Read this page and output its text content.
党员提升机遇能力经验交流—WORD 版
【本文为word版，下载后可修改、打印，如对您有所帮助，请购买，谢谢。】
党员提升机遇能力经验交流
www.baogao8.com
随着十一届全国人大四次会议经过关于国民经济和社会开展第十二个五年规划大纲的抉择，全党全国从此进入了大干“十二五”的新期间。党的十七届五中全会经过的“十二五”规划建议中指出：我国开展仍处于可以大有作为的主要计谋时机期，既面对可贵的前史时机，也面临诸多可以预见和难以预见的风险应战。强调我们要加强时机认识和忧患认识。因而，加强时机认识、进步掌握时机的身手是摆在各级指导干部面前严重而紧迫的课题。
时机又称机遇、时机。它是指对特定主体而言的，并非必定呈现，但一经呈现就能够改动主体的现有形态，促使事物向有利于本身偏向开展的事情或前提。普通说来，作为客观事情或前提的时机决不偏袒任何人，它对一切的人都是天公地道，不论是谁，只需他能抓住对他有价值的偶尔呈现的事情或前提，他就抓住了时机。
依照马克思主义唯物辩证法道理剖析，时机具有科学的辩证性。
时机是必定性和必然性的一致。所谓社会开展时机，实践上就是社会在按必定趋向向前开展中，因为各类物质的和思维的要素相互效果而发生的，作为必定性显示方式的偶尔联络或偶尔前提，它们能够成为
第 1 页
——————
_Your task:_ Each line of the material above must be retyped precisely.

_Written answer:_
Read this page and output its text content.
党员提升机遇能力经验交流—WORD 版
【本文为word版，下载后可修改、打印，如对您有所帮助，请购买，谢谢。】
党员提升机遇能力经验交流
www.baogao8.com
随着十一届全国人大四次会议经过关于国民经济和社会开展第十二个五年规划大纲的抉择，全党全国从此进入了大干“十二五”的新期间。党的十七届五中全会经过的“十二五”规划建议中指出：我国开展仍处于可以大有作为的主要计谋时机期，既面对可贵的前史时机，也面临诸多可以预见和难以预见的风险应战。强调我们要加强时机认识和忧患认识。因而，加强时机认识、进步掌握时机的身手是摆在各级指导干部面前严重而紧迫的课题。
时机又称机遇、时机。它是指对特定主体而言的，并非必定呈现，但一经呈现就能够改动主体的现有形态，促使事物向有利于本身偏向开展的事情或前提。普通说来，作为客观事情或前提的时机决不偏袒任何人，它对一切的人都是天公地道，不论是谁，只需他能抓住对他有价值的偶尔呈现的事情或前提，他就抓住了时机。
依照马克思主义唯物辩证法道理剖析，时机具有科学的辩证性。
时机是必定性和必然性的一致。所谓社会开展时机，实践上就是社会在按必定趋向向前开展中，因为各类物质的和思维的要素相互效果而发生的，作为必定性显示方式的偶尔联络或偶尔前提，它们能够成为
第 1 页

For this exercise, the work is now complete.